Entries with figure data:
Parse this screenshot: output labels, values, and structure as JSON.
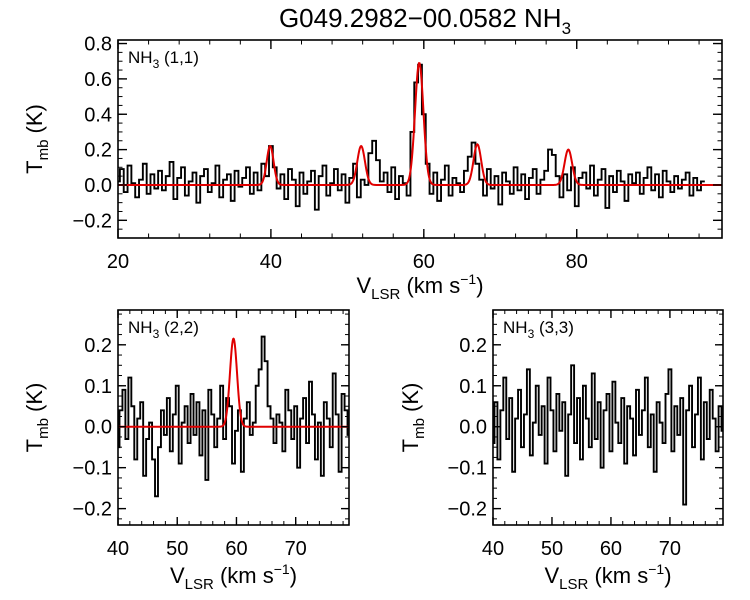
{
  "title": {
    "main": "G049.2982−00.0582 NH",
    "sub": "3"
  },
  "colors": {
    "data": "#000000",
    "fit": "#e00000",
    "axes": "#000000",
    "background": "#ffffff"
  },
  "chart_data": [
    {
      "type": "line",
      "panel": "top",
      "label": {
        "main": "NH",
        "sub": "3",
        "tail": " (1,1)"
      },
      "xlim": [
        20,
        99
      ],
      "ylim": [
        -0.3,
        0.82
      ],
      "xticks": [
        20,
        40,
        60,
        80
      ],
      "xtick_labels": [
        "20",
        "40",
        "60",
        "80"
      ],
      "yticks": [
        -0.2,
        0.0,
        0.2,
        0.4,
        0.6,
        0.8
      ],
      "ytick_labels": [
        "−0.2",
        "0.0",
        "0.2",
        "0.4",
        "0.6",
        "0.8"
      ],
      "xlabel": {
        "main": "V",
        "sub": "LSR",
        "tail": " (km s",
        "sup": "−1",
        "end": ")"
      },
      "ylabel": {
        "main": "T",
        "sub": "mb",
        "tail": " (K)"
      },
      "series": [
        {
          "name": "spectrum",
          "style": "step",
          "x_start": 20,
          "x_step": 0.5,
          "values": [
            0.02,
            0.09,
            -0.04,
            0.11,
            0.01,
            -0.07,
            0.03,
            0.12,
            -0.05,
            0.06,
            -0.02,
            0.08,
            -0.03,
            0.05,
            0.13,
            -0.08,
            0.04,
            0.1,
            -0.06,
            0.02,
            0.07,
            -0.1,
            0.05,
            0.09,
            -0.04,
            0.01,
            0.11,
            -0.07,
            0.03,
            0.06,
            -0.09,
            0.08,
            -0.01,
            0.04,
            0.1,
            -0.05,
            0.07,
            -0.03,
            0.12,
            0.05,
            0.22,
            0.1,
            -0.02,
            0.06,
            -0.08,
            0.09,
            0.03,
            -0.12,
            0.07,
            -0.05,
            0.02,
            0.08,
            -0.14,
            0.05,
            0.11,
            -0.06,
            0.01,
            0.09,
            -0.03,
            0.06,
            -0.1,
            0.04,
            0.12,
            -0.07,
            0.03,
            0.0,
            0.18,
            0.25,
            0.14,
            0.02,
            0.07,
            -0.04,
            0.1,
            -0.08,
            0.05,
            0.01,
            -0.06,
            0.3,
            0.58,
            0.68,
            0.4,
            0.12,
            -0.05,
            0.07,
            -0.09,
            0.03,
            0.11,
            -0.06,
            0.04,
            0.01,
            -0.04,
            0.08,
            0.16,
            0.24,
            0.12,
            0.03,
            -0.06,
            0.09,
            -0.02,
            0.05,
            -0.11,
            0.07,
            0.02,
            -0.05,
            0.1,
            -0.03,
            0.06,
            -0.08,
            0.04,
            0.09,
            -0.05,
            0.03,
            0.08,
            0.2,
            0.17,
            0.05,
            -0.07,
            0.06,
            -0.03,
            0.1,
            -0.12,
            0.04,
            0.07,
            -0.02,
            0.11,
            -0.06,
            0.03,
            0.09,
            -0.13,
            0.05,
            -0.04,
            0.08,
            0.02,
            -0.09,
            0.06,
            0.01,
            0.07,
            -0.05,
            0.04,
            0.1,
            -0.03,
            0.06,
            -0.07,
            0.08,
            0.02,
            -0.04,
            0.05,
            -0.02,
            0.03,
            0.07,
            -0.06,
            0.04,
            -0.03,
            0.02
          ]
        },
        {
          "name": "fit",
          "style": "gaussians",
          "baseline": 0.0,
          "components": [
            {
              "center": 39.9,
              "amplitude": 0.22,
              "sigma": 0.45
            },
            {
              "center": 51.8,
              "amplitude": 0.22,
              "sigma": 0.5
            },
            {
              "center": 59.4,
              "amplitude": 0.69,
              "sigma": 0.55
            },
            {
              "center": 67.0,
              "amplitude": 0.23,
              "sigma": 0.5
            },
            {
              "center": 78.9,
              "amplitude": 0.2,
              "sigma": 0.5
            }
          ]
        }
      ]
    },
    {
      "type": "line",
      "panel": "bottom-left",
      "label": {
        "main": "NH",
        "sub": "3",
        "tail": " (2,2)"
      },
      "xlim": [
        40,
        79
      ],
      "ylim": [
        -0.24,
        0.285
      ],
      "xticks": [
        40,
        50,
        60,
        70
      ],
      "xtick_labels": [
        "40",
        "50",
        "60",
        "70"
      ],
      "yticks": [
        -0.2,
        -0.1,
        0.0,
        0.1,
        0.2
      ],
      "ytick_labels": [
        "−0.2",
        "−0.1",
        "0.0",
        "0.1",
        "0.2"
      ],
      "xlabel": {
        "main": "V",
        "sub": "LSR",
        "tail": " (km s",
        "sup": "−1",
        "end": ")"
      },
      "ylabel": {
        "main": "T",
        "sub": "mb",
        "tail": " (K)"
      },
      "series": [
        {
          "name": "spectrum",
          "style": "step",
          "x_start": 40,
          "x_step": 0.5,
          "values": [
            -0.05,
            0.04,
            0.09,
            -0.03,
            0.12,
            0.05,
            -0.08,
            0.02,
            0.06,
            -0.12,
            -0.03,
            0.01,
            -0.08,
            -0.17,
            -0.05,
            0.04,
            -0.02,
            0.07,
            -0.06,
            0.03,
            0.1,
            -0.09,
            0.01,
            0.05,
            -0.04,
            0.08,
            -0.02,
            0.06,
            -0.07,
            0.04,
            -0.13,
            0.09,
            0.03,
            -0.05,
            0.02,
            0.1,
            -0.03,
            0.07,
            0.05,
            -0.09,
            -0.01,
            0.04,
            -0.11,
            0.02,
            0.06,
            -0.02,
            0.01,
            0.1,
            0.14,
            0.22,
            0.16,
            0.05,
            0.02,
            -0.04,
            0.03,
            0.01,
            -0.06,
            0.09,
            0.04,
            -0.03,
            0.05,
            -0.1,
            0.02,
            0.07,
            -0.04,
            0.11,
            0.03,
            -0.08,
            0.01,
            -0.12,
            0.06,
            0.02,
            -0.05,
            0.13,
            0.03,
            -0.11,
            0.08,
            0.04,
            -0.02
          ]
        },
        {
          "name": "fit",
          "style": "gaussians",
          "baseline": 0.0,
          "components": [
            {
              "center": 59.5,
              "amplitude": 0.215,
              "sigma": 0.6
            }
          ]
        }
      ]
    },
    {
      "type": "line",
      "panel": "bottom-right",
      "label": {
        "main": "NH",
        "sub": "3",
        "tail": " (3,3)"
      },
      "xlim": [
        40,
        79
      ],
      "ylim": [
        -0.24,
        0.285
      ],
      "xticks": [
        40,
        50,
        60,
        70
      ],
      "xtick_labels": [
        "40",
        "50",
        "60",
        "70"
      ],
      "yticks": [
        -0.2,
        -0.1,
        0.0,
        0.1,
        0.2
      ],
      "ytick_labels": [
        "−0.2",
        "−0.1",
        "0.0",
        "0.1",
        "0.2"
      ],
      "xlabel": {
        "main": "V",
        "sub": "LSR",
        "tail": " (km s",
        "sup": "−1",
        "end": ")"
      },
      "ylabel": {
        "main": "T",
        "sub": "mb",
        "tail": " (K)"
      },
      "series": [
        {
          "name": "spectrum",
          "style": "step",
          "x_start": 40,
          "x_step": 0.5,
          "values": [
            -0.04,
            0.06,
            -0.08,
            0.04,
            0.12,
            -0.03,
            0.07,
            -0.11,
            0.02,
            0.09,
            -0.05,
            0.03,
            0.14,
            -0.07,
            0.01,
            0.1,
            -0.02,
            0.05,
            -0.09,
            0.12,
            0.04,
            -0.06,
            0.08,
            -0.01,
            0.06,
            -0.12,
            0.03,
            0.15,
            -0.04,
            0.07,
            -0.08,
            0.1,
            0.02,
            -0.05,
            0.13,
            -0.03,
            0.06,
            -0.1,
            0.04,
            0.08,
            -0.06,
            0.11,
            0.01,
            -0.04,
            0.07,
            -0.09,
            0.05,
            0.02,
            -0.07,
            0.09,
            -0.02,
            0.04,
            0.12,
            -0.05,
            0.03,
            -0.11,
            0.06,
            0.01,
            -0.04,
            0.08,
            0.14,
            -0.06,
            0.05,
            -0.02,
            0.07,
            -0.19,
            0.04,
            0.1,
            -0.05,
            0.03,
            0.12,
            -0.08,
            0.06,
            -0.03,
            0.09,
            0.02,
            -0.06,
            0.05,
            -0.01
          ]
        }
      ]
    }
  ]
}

### CHALLENGE
Search the data for "bottom". Copy every line that has it.

### EXERCISE OUTPUT
      "panel": "bottom-left",
      "panel": "bottom-right",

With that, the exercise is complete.